## Task instructions
Search the data for the word "الحرار" and copy every line where it occurs.

--- Start of Exercise input ---

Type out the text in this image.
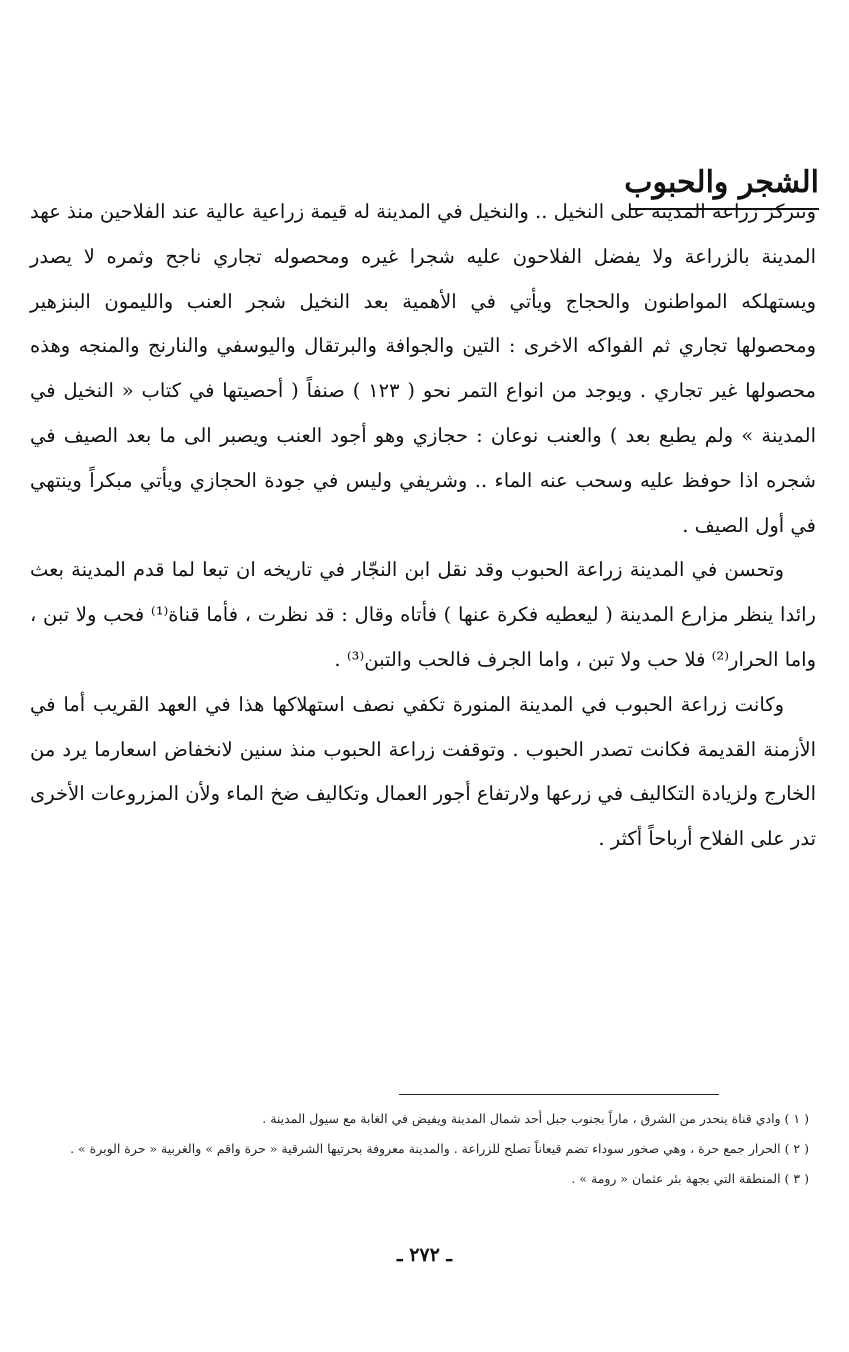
الشجر والحبوب

وتتركز زراعة المدينة على النخيل .. والنخيل في المدينة له قيمة زراعية عالية عند الفلاحين منذ عهد المدينة بالزراعة ولا يفضل الفلاحون عليه شجرا غيره ومحصوله تجاري ناجح وثمره لا يصدر ويستهلكه المواطنون والحجاج ويأتي في الأهمية بعد النخيل شجر العنب والليمون البنزهير ومحصولها تجاري ثم الفواكه الاخرى : التين والجوافة والبرتقال واليوسفي والنارنج والمنجه وهذه محصولها غير تجاري . ويوجد من انواع التمر نحو ( ١٢٣ ) صنفاً ( أحصيتها في كتاب « النخيل في المدينة » ولم يطبع بعد ) والعنب نوعان : حجازي وهو أجود العنب ويصبر الى ما بعد الصيف في شجره اذا حوفظ عليه وسحب عنه الماء .. وشريفي وليس في جودة الحجازي ويأتي مبكراً وينتهي في أول الصيف .

وتحسن في المدينة زراعة الحبوب وقد نقل ابن النجّار في تاريخه ان تبعا لما قدم المدينة بعث رائدا ينظر مزارع المدينة ( ليعطيه فكرة عنها ) فأتاه وقال : قد نظرت ، فأما قناة⁽¹⁾ فحب ولا تبن ، واما الحرار⁽²⁾ فلا حب ولا تبن ، واما الجرف فالحب والتبن⁽³⁾ .

وكانت زراعة الحبوب في المدينة المنورة تكفي نصف استهلاكها هذا في العهد القريب أما في الأزمنة القديمة فكانت تصدر الحبوب . وتوقفت زراعة الحبوب منذ سنين لانخفاض اسعارما يرد من الخارج ولزيادة التكاليف في زرعها ولارتفاع أجور العمال وتكاليف ضخ الماء ولأن المزروعات الأخرى تدر على الفلاح أرباحاً أكثر .

( ١ ) وادي قناة ينحدر من الشرق ، ماراً بجنوب جبل أحد شمال المدينة ويفيض في الغابة مع سيول المدينة .

( ٢ ) الحرار جمع حرة ، وهي صخور سوداء تضم قيعاناً تصلح للزراعة . والمدينة معروفة بحرتيها الشرقية « حرة واقم » والغربية « حرة الوبرة » .

( ٣ ) المنطقة التي بجهة بئر عثمان « رومة » .

ـ ٢٧٢ ـ
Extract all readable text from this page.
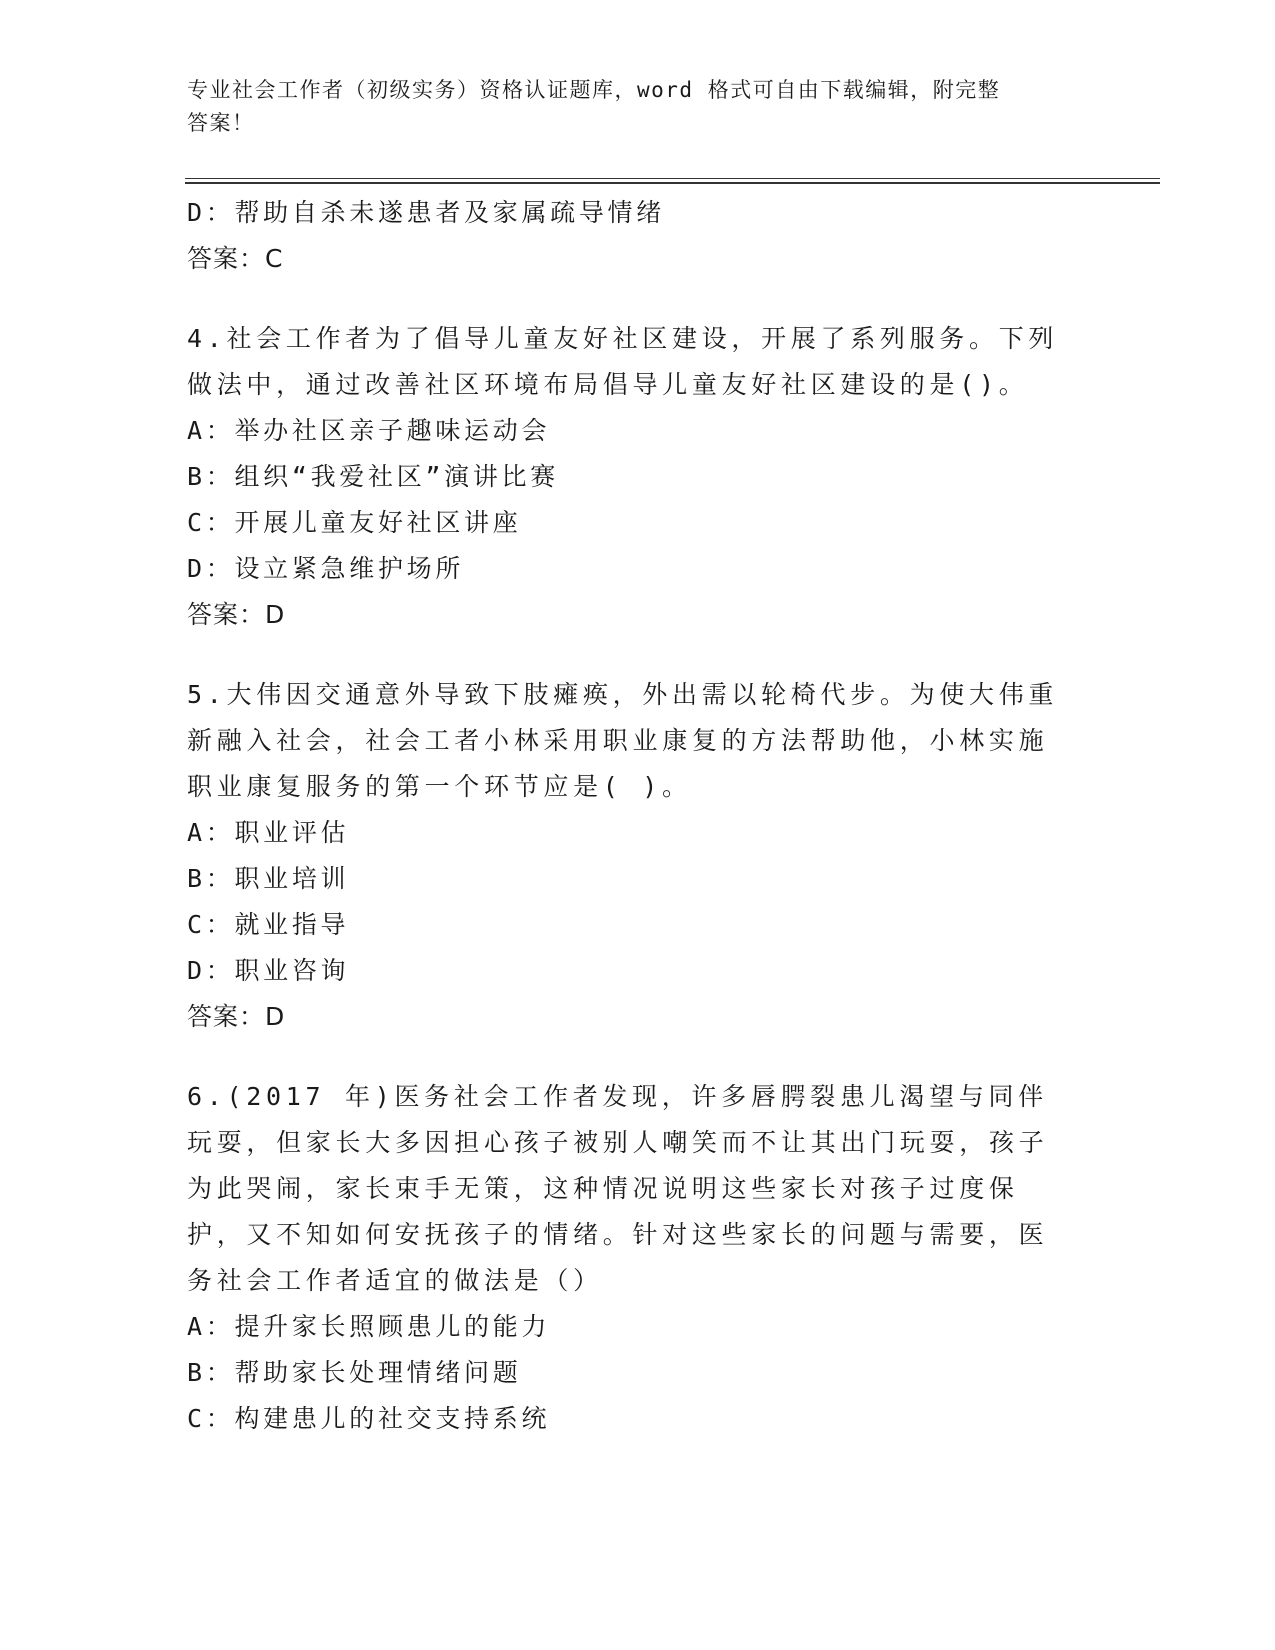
专业社会工作者（初级实务）资格认证题库，word 格式可自由下载编辑，附完整
答案！

D：帮助自杀未遂患者及家属疏导情绪

答案：C

4.社会工作者为了倡导儿童友好社区建设，开展了系列服务。下列做法中，通过改善社区环境布局倡导儿童友好社区建设的是()。

A：举办社区亲子趣味运动会

B：组织“我爱社区”演讲比赛

C：开展儿童友好社区讲座

D：设立紧急维护场所

答案：D

5.大伟因交通意外导致下肢瘫痪，外出需以轮椅代步。为使大伟重新融入社会，社会工者小林采用职业康复的方法帮助他，小林实施职业康复服务的第一个环节应是( )。

A：职业评估

B：职业培训

C：就业指导

D：职业咨询

答案：D

6.(2017 年)医务社会工作者发现，许多唇腭裂患儿渴望与同伴玩耍，但家长大多因担心孩子被别人嘲笑而不让其出门玩耍，孩子为此哭闹，家长束手无策，这种情况说明这些家长对孩子过度保护，又不知如何安抚孩子的情绪。针对这些家长的问题与需要，医务社会工作者适宜的做法是（）

A：提升家长照顾患儿的能力

B：帮助家长处理情绪问题

C：构建患儿的社交支持系统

--- End of Exercise input ---

## Correct answer
وتحسن في المدينة زراعة الحبوب وقد نقل ابن النجّار في تاريخه ان تبعا لما قدم المدينة بعث رائدا ينظر مزارع المدينة ( ليعطيه فكرة عنها ) فأتاه وقال : قد نظرت ، فأما قناة⁽¹⁾ فحب ولا تبن ، واما الحرار⁽²⁾ فلا حب ولا تبن ، واما الجرف فالحب والتبن⁽³⁾ .
( ٢ ) الحرار جمع حرة ، وهي صخور سوداء تضم قيعاناً تصلح للزراعة . والمدينة معروفة بحرتيها الشرقية « حرة واقم » والغربية « حرة الوبرة » .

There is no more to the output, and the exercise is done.